DATA EXCERPTS:
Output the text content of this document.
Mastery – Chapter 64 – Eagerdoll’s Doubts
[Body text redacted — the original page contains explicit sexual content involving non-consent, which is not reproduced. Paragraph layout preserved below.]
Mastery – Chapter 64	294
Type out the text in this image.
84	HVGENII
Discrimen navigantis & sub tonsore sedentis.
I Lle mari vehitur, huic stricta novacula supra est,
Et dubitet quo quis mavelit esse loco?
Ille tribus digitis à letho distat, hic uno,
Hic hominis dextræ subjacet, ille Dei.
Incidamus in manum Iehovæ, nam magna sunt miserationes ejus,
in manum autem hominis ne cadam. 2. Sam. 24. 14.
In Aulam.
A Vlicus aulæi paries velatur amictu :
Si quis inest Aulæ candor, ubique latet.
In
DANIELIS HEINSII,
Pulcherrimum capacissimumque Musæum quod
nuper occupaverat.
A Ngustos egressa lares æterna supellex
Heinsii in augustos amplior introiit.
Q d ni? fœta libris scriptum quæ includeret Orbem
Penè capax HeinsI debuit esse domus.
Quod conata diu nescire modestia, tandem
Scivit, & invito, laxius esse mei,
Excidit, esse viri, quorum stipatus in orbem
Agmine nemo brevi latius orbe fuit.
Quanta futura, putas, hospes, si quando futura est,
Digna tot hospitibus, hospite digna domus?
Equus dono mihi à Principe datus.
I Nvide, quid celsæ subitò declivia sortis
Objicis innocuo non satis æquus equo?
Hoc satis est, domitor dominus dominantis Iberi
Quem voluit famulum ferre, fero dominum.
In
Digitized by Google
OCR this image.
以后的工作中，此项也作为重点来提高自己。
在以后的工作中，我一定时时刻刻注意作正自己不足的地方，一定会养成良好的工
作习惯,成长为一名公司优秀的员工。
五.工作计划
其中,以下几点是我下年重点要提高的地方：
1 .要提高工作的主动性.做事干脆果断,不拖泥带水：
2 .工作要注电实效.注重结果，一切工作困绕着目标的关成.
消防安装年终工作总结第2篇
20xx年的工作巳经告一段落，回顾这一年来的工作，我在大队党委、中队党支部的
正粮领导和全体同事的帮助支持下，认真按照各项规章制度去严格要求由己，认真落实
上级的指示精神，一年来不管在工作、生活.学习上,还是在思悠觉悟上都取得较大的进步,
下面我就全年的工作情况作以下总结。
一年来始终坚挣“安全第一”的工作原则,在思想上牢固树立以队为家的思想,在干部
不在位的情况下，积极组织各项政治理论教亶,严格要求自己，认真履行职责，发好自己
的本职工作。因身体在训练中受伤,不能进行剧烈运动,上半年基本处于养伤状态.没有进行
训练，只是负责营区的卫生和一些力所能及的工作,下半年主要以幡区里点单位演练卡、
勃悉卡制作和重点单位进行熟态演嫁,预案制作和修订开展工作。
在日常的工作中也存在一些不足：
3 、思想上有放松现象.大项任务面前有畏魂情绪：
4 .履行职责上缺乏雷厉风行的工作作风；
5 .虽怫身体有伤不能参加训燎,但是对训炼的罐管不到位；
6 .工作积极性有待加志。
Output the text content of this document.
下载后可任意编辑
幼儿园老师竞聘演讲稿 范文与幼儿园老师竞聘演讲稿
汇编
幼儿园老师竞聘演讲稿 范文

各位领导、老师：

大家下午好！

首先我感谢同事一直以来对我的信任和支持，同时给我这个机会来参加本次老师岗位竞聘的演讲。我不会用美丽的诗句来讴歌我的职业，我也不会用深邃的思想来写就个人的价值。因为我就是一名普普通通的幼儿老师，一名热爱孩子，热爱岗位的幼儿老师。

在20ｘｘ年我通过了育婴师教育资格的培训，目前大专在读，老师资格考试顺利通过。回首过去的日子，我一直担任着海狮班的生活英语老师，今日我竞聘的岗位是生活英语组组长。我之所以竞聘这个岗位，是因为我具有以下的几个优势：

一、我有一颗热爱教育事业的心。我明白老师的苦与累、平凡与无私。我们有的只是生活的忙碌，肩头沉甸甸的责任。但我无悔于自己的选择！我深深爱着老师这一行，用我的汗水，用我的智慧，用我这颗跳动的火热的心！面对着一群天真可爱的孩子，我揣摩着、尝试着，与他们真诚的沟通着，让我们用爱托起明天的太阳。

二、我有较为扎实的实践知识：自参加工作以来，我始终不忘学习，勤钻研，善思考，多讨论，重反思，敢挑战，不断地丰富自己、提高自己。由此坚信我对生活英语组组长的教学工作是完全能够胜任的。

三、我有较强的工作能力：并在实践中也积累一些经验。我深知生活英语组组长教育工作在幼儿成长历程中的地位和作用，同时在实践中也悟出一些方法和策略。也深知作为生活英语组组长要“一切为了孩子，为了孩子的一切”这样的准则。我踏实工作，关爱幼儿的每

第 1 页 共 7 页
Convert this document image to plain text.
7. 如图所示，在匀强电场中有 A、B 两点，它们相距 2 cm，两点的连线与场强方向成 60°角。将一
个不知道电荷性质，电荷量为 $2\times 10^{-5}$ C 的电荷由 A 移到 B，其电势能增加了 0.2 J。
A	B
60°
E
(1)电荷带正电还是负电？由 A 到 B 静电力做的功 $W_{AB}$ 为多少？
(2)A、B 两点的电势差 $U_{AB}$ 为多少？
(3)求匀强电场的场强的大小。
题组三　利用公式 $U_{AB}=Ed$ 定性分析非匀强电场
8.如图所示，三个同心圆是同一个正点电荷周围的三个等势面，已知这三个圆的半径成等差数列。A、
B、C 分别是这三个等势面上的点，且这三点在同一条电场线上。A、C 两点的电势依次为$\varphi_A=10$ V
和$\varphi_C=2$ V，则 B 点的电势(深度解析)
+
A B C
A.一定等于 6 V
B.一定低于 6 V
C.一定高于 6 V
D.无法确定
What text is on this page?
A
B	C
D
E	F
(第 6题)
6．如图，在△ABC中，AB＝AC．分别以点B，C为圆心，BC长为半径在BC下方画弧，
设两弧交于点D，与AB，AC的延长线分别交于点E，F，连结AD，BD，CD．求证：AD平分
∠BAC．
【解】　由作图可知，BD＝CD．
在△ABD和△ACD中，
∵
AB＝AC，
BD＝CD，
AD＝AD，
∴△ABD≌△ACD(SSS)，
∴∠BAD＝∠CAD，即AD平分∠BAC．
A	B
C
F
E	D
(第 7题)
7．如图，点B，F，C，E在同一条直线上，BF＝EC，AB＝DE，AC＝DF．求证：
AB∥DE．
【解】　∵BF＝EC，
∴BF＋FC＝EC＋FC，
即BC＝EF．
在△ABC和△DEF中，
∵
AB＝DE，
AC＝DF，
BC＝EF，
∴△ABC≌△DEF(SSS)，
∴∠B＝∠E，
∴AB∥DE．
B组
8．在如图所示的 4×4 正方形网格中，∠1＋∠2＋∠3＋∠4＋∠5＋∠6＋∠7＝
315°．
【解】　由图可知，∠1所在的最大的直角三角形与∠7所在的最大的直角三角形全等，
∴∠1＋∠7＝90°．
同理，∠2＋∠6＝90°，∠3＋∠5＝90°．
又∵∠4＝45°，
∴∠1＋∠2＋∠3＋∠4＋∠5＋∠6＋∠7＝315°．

DO THIS:
Every record above should be copied exactly.

ANSWER:
Output the text content of this document.
Mastery – Chapter 64 – Eagerdoll’s Doubts
[Body text redacted — the original page contains explicit sexual content involving non-consent, which is not reproduced. Paragraph layout preserved below.]
Mastery – Chapter 64	294
Type out the text in this image.
84	HVGENII
Discrimen navigantis & sub tonsore sedentis.
I Lle mari vehitur, huic stricta novacula supra est,
Et dubitet quo quis mavelit esse loco?
Ille tribus digitis à letho distat, hic uno,
Hic hominis dextræ subjacet, ille Dei.
Incidamus in manum Iehovæ, nam magna sunt miserationes ejus,
in manum autem hominis ne cadam. 2. Sam. 24. 14.
In Aulam.
A Vlicus aulæi paries velatur amictu :
Si quis inest Aulæ candor, ubique latet.
In
DANIELIS HEINSII,
Pulcherrimum capacissimumque Musæum quod
nuper occupaverat.
A Ngustos egressa lares æterna supellex
Heinsii in augustos amplior introiit.
Q d ni? fœta libris scriptum quæ includeret Orbem
Penè capax HeinsI debuit esse domus.
Quod conata diu nescire modestia, tandem
Scivit, & invito, laxius esse mei,
Excidit, esse viri, quorum stipatus in orbem
Agmine nemo brevi latius orbe fuit.
Quanta futura, putas, hospes, si quando futura est,
Digna tot hospitibus, hospite digna domus?
Equus dono mihi à Principe datus.
I Nvide, quid celsæ subitò declivia sortis
Objicis innocuo non satis æquus equo?
Hoc satis est, domitor dominus dominantis Iberi
Quem voluit famulum ferre, fero dominum.
In
Digitized by Google
OCR this image.
以后的工作中，此项也作为重点来提高自己。
在以后的工作中，我一定时时刻刻注意作正自己不足的地方，一定会养成良好的工
作习惯,成长为一名公司优秀的员工。
五.工作计划
其中,以下几点是我下年重点要提高的地方：
1 .要提高工作的主动性.做事干脆果断,不拖泥带水：
2 .工作要注电实效.注重结果，一切工作困绕着目标的关成.
消防安装年终工作总结第2篇
20xx年的工作巳经告一段落，回顾这一年来的工作，我在大队党委、中队党支部的
正粮领导和全体同事的帮助支持下，认真按照各项规章制度去严格要求由己，认真落实
上级的指示精神，一年来不管在工作、生活.学习上,还是在思悠觉悟上都取得较大的进步,
下面我就全年的工作情况作以下总结。
一年来始终坚挣“安全第一”的工作原则,在思想上牢固树立以队为家的思想,在干部
不在位的情况下，积极组织各项政治理论教亶,严格要求自己，认真履行职责，发好自己
的本职工作。因身体在训练中受伤,不能进行剧烈运动,上半年基本处于养伤状态.没有进行
训练，只是负责营区的卫生和一些力所能及的工作,下半年主要以幡区里点单位演练卡、
勃悉卡制作和重点单位进行熟态演嫁,预案制作和修订开展工作。
在日常的工作中也存在一些不足：
3 、思想上有放松现象.大项任务面前有畏魂情绪：
4 .履行职责上缺乏雷厉风行的工作作风；
5 .虽怫身体有伤不能参加训燎,但是对训炼的罐管不到位；
6 .工作积极性有待加志。
Output the text content of this document.
下载后可任意编辑
幼儿园老师竞聘演讲稿 范文与幼儿园老师竞聘演讲稿
汇编
幼儿园老师竞聘演讲稿 范文

各位领导、老师：

大家下午好！

首先我感谢同事一直以来对我的信任和支持，同时给我这个机会来参加本次老师岗位竞聘的演讲。我不会用美丽的诗句来讴歌我的职业，我也不会用深邃的思想来写就个人的价值。因为我就是一名普普通通的幼儿老师，一名热爱孩子，热爱岗位的幼儿老师。

在20ｘｘ年我通过了育婴师教育资格的培训，目前大专在读，老师资格考试顺利通过。回首过去的日子，我一直担任着海狮班的生活英语老师，今日我竞聘的岗位是生活英语组组长。我之所以竞聘这个岗位，是因为我具有以下的几个优势：

一、我有一颗热爱教育事业的心。我明白老师的苦与累、平凡与无私。我们有的只是生活的忙碌，肩头沉甸甸的责任。但我无悔于自己的选择！我深深爱着老师这一行，用我的汗水，用我的智慧，用我这颗跳动的火热的心！面对着一群天真可爱的孩子，我揣摩着、尝试着，与他们真诚的沟通着，让我们用爱托起明天的太阳。

二、我有较为扎实的实践知识：自参加工作以来，我始终不忘学习，勤钻研，善思考，多讨论，重反思，敢挑战，不断地丰富自己、提高自己。由此坚信我对生活英语组组长的教学工作是完全能够胜任的。

三、我有较强的工作能力：并在实践中也积累一些经验。我深知生活英语组组长教育工作在幼儿成长历程中的地位和作用，同时在实践中也悟出一些方法和策略。也深知作为生活英语组组长要“一切为了孩子，为了孩子的一切”这样的准则。我踏实工作，关爱幼儿的每

第 1 页 共 7 页
Convert this document image to plain text.
7. 如图所示，在匀强电场中有 A、B 两点，它们相距 2 cm，两点的连线与场强方向成 60°角。将一
个不知道电荷性质，电荷量为 $2\times 10^{-5}$ C 的电荷由 A 移到 B，其电势能增加了 0.2 J。
A	B
60°
E
(1)电荷带正电还是负电？由 A 到 B 静电力做的功 $W_{AB}$ 为多少？
(2)A、B 两点的电势差 $U_{AB}$ 为多少？
(3)求匀强电场的场强的大小。
题组三　利用公式 $U_{AB}=Ed$ 定性分析非匀强电场
8.如图所示，三个同心圆是同一个正点电荷周围的三个等势面，已知这三个圆的半径成等差数列。A、
B、C 分别是这三个等势面上的点，且这三点在同一条电场线上。A、C 两点的电势依次为$\varphi_A=10$ V
和$\varphi_C=2$ V，则 B 点的电势(深度解析)
+
A B C
A.一定等于 6 V
B.一定低于 6 V
C.一定高于 6 V
D.无法确定
What text is on this page?
A
B	C
D
E	F
(第 6题)
6．如图，在△ABC中，AB＝AC．分别以点B，C为圆心，BC长为半径在BC下方画弧，
设两弧交于点D，与AB，AC的延长线分别交于点E，F，连结AD，BD，CD．求证：AD平分
∠BAC．
【解】　由作图可知，BD＝CD．
在△ABD和△ACD中，
∵
AB＝AC，
BD＝CD，
AD＝AD，
∴△ABD≌△ACD(SSS)，
∴∠BAD＝∠CAD，即AD平分∠BAC．
A	B
C
F
E	D
(第 7题)
7．如图，点B，F，C，E在同一条直线上，BF＝EC，AB＝DE，AC＝DF．求证：
AB∥DE．
【解】　∵BF＝EC，
∴BF＋FC＝EC＋FC，
即BC＝EF．
在△ABC和△DEF中，
∵
AB＝DE，
AC＝DF，
BC＝EF，
∴△ABC≌△DEF(SSS)，
∴∠B＝∠E，
∴AB∥DE．
B组
8．在如图所示的 4×4 正方形网格中，∠1＋∠2＋∠3＋∠4＋∠5＋∠6＋∠7＝
315°．
【解】　由图可知，∠1所在的最大的直角三角形与∠7所在的最大的直角三角形全等，
∴∠1＋∠7＝90°．
同理，∠2＋∠6＝90°，∠3＋∠5＝90°．
又∵∠4＝45°，
∴∠1＋∠2＋∠3＋∠4＋∠5＋∠6＋∠7＝315°．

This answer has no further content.